— begin GIVEN INFORMATION —

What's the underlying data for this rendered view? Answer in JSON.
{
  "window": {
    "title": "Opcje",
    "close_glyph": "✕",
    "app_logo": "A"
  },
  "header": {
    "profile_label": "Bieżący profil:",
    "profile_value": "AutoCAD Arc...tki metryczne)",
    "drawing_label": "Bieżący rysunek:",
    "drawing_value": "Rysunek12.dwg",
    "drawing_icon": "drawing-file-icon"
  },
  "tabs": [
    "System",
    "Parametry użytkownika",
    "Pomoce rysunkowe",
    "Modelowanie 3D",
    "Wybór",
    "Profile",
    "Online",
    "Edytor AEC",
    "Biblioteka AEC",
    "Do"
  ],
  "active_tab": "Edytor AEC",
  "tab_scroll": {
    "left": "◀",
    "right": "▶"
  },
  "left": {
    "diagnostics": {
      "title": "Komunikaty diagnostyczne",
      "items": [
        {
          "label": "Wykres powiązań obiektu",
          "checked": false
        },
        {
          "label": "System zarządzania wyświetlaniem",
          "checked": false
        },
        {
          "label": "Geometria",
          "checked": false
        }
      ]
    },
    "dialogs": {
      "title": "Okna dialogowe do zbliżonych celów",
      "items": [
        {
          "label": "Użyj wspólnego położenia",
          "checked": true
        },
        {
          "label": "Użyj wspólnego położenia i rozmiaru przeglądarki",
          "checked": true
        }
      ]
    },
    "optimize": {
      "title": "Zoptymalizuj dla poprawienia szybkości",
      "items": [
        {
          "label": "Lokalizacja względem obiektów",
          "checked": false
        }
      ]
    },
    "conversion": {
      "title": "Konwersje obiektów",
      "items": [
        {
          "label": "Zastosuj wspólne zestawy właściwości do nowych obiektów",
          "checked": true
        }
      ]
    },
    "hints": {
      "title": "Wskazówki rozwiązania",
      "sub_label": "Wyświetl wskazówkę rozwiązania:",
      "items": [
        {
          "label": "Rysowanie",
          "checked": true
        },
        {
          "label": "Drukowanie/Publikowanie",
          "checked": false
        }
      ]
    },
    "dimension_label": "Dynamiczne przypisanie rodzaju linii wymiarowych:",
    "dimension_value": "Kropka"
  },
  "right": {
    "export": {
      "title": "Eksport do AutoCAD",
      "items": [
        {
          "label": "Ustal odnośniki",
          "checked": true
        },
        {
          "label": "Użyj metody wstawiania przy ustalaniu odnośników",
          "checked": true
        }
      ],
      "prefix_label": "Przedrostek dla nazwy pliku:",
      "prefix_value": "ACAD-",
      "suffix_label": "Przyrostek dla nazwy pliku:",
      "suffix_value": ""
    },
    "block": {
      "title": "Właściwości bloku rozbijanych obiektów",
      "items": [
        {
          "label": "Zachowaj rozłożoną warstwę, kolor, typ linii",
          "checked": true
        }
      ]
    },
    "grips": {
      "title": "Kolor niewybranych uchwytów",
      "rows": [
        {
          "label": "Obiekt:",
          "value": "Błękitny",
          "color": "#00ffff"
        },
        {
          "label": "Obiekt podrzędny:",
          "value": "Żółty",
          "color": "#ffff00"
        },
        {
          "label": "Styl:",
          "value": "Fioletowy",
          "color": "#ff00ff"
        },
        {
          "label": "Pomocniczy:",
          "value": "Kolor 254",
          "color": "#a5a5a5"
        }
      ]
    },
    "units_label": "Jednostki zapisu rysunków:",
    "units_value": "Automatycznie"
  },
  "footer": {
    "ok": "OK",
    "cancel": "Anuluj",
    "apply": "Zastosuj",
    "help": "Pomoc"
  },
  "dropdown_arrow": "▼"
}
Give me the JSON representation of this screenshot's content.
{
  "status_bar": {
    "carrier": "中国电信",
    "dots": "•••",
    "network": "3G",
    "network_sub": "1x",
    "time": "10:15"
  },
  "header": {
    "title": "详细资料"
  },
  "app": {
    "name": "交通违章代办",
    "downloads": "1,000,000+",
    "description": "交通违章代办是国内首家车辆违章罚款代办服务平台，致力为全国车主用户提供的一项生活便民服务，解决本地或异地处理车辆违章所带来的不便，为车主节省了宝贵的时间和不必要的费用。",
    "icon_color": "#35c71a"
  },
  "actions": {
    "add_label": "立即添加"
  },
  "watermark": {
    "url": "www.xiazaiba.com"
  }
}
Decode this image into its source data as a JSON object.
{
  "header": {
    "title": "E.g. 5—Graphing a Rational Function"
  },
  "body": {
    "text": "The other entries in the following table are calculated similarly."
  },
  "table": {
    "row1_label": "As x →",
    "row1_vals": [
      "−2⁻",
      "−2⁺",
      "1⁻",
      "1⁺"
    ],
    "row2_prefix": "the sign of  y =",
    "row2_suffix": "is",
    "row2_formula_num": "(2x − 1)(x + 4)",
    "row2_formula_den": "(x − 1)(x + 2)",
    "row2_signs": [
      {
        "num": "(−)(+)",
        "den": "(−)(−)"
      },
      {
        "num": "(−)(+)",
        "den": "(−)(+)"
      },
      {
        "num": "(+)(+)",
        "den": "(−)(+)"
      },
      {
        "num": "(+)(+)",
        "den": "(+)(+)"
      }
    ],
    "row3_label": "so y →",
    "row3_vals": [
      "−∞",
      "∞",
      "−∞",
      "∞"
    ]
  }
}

— end GIVEN INFORMATION —
— begin GIVEN INFORMATION —

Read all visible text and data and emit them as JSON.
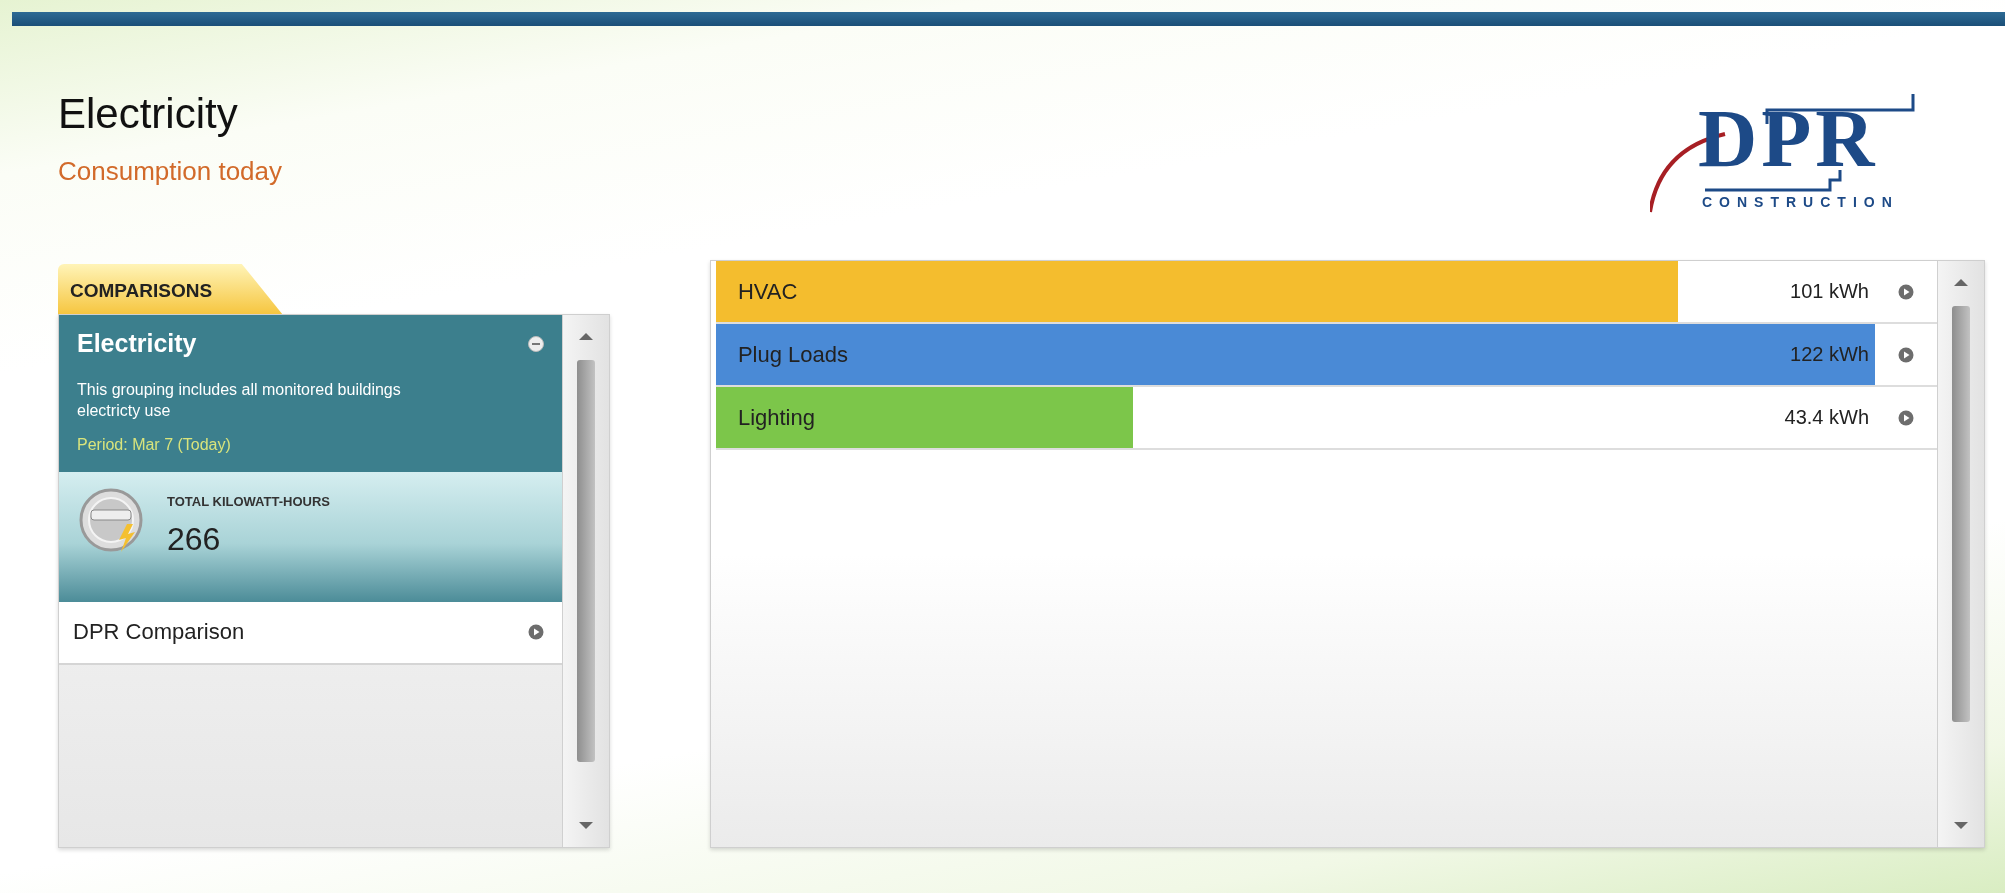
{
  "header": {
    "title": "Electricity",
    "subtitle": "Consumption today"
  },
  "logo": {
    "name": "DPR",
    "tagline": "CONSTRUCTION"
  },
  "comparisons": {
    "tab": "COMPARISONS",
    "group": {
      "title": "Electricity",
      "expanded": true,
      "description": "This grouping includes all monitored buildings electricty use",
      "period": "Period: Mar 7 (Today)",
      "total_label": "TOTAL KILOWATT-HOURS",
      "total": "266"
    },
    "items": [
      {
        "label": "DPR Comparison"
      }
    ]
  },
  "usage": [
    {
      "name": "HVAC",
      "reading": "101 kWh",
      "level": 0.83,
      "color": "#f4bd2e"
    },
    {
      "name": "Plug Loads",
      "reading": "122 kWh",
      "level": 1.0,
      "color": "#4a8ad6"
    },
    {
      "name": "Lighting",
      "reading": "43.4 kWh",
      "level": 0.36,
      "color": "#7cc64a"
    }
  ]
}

— end GIVEN INFORMATION —

Wherever "Zastosuj" shows up in a line, copy that line.

          "label": "Zastosuj wspólne zestawy właściwości do nowych obiektów",
    "apply": "Zastosuj",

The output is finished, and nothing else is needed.